■ Supplied records
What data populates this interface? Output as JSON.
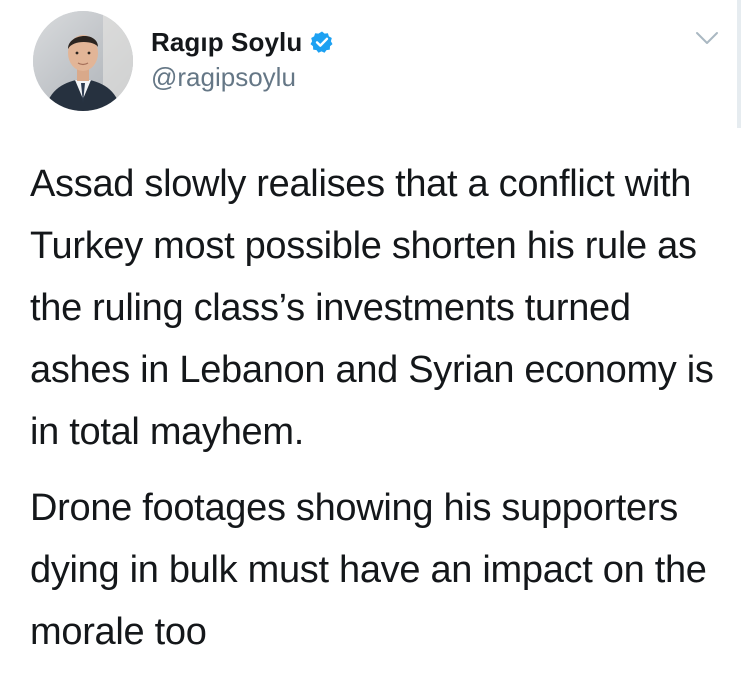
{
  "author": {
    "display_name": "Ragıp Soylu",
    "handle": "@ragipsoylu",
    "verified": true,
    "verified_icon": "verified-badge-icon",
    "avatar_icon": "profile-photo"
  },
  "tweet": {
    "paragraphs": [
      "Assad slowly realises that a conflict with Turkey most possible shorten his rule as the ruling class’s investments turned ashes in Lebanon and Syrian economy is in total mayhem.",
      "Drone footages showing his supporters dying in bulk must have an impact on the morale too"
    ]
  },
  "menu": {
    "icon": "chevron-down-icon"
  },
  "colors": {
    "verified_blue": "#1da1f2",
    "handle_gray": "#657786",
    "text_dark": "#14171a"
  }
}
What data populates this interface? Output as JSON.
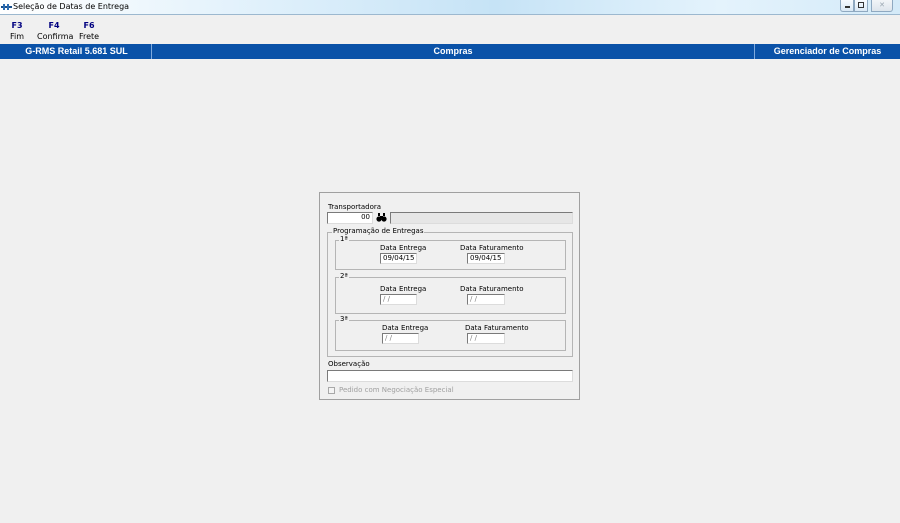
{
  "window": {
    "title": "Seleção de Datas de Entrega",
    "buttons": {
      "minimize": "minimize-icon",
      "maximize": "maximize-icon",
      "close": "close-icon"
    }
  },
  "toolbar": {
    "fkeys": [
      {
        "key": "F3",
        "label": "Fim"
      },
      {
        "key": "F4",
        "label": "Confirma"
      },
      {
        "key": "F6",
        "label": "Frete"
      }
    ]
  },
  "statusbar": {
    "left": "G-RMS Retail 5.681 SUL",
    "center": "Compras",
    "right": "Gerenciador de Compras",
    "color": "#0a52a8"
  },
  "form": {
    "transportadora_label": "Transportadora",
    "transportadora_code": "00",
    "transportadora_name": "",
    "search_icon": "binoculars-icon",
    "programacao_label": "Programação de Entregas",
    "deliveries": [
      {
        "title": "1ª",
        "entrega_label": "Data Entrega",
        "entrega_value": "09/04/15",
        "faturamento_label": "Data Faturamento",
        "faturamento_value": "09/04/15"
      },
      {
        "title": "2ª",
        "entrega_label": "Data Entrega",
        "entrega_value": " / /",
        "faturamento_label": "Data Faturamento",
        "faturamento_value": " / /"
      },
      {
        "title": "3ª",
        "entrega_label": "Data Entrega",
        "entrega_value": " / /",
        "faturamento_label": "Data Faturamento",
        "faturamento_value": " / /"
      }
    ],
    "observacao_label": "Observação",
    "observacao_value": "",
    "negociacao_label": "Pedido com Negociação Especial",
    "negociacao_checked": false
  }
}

* * *

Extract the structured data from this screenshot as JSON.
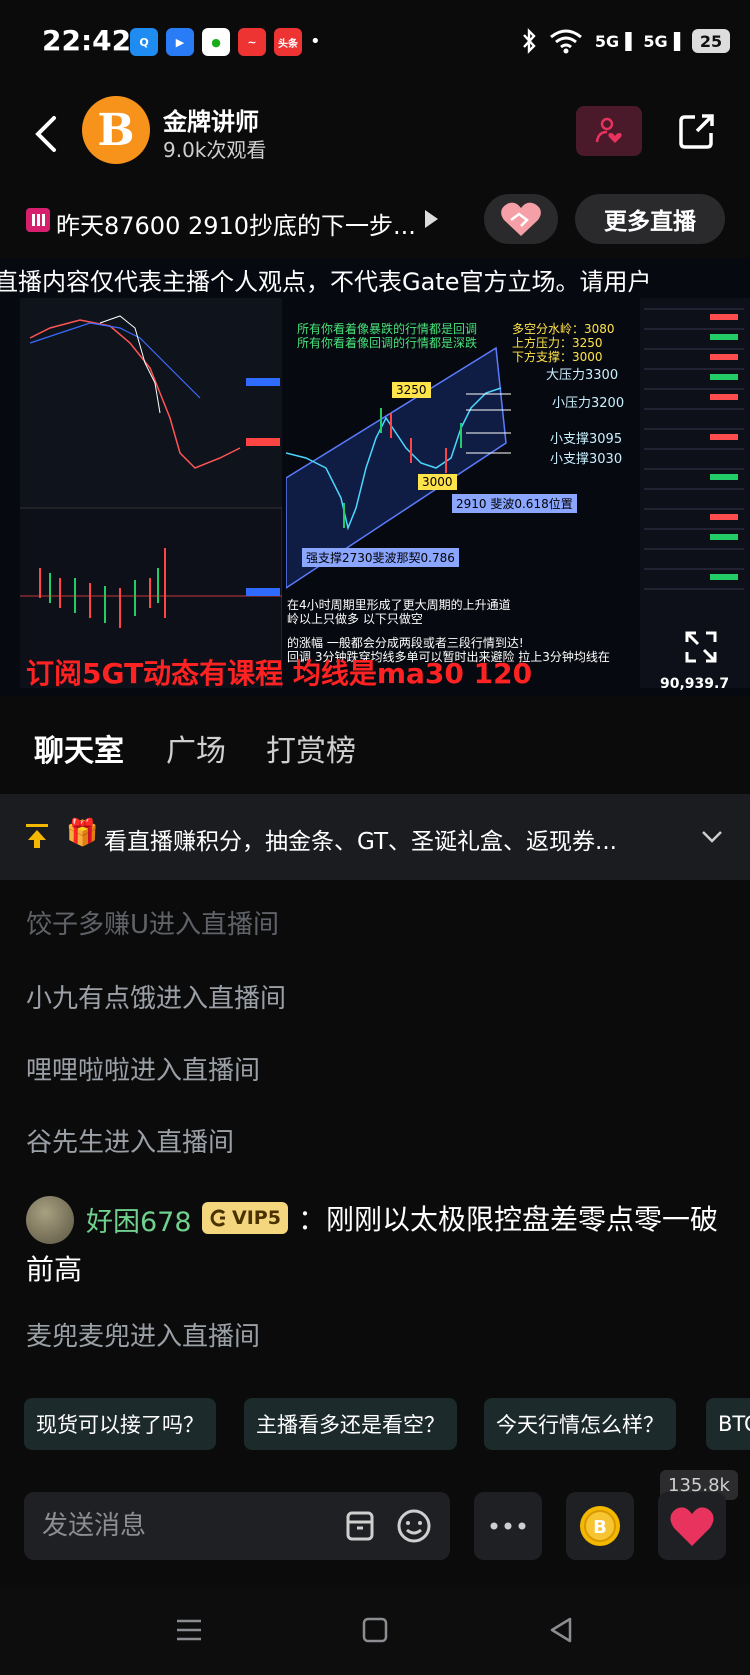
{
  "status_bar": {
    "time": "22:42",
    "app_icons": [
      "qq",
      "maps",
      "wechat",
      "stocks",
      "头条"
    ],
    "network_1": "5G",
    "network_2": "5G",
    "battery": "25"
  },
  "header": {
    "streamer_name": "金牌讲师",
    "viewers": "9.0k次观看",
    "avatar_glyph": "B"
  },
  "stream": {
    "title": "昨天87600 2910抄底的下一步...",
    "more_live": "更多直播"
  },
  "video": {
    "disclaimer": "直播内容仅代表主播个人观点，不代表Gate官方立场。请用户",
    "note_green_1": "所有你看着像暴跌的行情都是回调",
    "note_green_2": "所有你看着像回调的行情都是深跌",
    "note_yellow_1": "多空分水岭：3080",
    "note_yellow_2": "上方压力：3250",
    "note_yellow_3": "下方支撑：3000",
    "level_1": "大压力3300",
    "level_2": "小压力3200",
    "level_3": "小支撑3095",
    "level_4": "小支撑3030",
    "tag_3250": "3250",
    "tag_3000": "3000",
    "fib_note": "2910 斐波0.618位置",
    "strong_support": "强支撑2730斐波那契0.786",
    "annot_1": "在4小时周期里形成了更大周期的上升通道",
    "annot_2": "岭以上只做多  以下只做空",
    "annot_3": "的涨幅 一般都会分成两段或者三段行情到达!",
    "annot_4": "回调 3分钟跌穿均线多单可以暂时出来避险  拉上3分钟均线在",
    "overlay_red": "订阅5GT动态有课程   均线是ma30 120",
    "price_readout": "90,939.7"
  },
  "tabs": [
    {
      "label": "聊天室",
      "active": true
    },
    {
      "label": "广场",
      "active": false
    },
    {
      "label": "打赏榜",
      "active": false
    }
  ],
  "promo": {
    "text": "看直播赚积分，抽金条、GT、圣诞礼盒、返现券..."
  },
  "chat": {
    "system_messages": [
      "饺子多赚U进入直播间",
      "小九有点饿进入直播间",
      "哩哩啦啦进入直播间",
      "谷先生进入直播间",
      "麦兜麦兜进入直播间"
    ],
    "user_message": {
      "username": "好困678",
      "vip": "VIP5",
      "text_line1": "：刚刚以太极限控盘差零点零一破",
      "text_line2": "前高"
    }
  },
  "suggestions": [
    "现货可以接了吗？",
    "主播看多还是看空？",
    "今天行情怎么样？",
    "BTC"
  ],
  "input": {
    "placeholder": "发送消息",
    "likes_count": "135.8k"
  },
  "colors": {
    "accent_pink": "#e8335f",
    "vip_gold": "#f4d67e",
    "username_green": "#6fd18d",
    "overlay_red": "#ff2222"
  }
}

■ Exercise aim
State how many lines of the material contain the string "Compras", with no other words.

■ Written response
2